* start DATA RECORDS *

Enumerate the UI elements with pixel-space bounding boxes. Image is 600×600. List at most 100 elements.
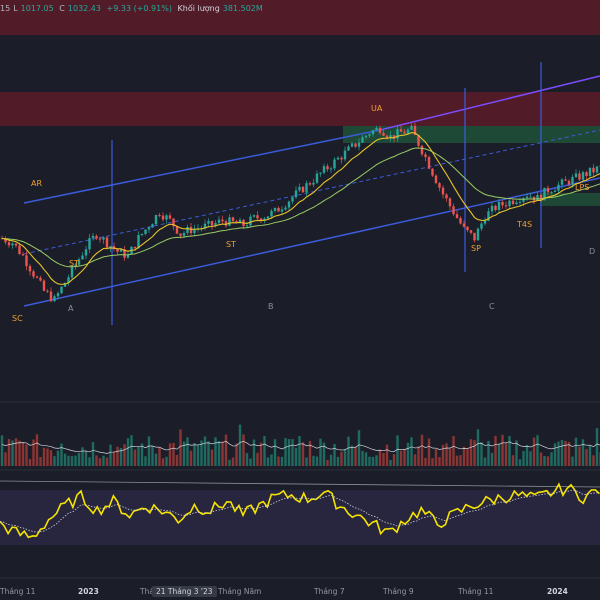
volume-bar <box>585 449 588 466</box>
channel-upper <box>23 129 381 204</box>
volume-bar <box>529 451 532 466</box>
volume-label: Khối lượng <box>177 4 220 13</box>
candle-body <box>207 221 210 224</box>
ema-green-line <box>1 147 600 268</box>
supply-zone-mid <box>0 92 600 126</box>
volume-bar <box>165 456 168 466</box>
candle-body <box>81 255 84 260</box>
candle-body <box>284 207 287 210</box>
volume-bar <box>424 457 427 466</box>
candle-body <box>28 266 32 272</box>
volume-bar <box>560 439 564 466</box>
rsi-line <box>0 482 600 539</box>
candle-body <box>399 129 403 132</box>
volume-bar <box>406 442 410 466</box>
candle-body <box>588 167 592 177</box>
candle-body <box>455 214 459 219</box>
volume-bar <box>396 435 399 466</box>
candle-body <box>536 194 539 201</box>
volume-bar <box>539 452 543 466</box>
candle-body <box>221 219 224 222</box>
candle-body <box>466 226 469 231</box>
candle-body <box>231 217 235 222</box>
candle-body <box>427 157 431 169</box>
volume-bar <box>291 439 294 466</box>
candle-body <box>98 238 102 240</box>
volume-bar <box>595 428 599 466</box>
volume-bar <box>256 452 259 466</box>
volume-bar <box>21 442 25 466</box>
candle-body <box>518 201 522 203</box>
volume-bar <box>249 458 252 466</box>
volume-bar <box>273 439 277 466</box>
volume-bar <box>592 455 595 466</box>
volume-bar <box>364 452 368 466</box>
candle-body <box>539 194 543 201</box>
candle-body <box>483 220 487 224</box>
volume-bar <box>357 430 361 466</box>
volume-bar <box>469 439 473 466</box>
volume-bar <box>483 457 487 466</box>
volume-bar <box>84 451 88 466</box>
candle-body <box>151 224 154 228</box>
volume-bar <box>298 436 301 466</box>
candle-body <box>581 172 585 180</box>
candle-body <box>473 232 476 241</box>
candle-body <box>105 237 109 248</box>
volume-bar <box>95 455 98 466</box>
volume-bar <box>112 451 116 466</box>
candle-body <box>158 215 161 217</box>
volume-bar <box>0 435 4 466</box>
candle-body <box>564 179 567 181</box>
candle-body <box>343 150 347 160</box>
candle-body <box>217 219 221 224</box>
volume-bar <box>56 450 60 466</box>
channel-mid-dashed <box>23 129 600 255</box>
candle-body <box>301 186 305 193</box>
volume-bar <box>46 448 49 466</box>
volume-bar <box>525 444 529 466</box>
candle-body <box>469 230 473 233</box>
candle-body <box>305 183 308 193</box>
volume-bar <box>403 449 406 466</box>
candle-body <box>389 135 392 138</box>
candle-body <box>567 180 571 185</box>
candle-body <box>385 135 389 138</box>
candle-body <box>308 183 312 185</box>
candle-body <box>56 293 60 297</box>
time-label-may: Tháng Năm <box>218 587 262 596</box>
candle-body <box>119 249 123 252</box>
volume-bar <box>98 458 102 466</box>
candle-body <box>70 266 74 278</box>
volume-bar <box>60 443 63 466</box>
volume-bar <box>245 453 249 466</box>
phase-a: A <box>68 304 74 313</box>
candle-body <box>354 143 357 147</box>
candle-body <box>4 238 7 243</box>
candle-body <box>592 167 595 173</box>
volume-bar <box>459 455 462 466</box>
event-ar: AR <box>31 179 42 188</box>
volume-bar <box>137 446 140 466</box>
volume-bar <box>438 457 441 466</box>
volume-bar <box>336 456 340 466</box>
volume-bar <box>305 457 308 466</box>
volume-bar <box>385 444 389 466</box>
candle-body <box>235 221 238 224</box>
candle-body <box>203 223 207 229</box>
event-st-2: ST <box>226 240 236 249</box>
volume-bar <box>536 435 539 466</box>
candle-body <box>91 235 95 239</box>
candle-body <box>77 259 81 265</box>
candle-body <box>179 233 182 236</box>
volume-bar <box>574 437 578 466</box>
candle-body <box>63 282 67 287</box>
candle-body <box>326 166 329 170</box>
event-st-1: ST <box>69 259 79 268</box>
candle-body <box>11 243 14 246</box>
volume-bar <box>182 441 186 466</box>
volume-bar <box>287 438 291 466</box>
event-sp: SP <box>471 244 481 253</box>
volume-bar <box>543 455 546 466</box>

* end DATA RECORDS *

_THE PROBLEM_. Copy out the lines from the one containing "volume-bar <box>585 449 588 466</box>" up to and including the one containing "ema-green-line <box>1 147 600 268</box>", character for character.

_EXERCISE SOLUTION_.
volume-bar <box>585 449 588 466</box>
channel-upper <box>23 129 381 204</box>
volume-bar <box>529 451 532 466</box>
volume-label: Khối lượng <box>177 4 220 13</box>
candle-body <box>207 221 210 224</box>
ema-green-line <box>1 147 600 268</box>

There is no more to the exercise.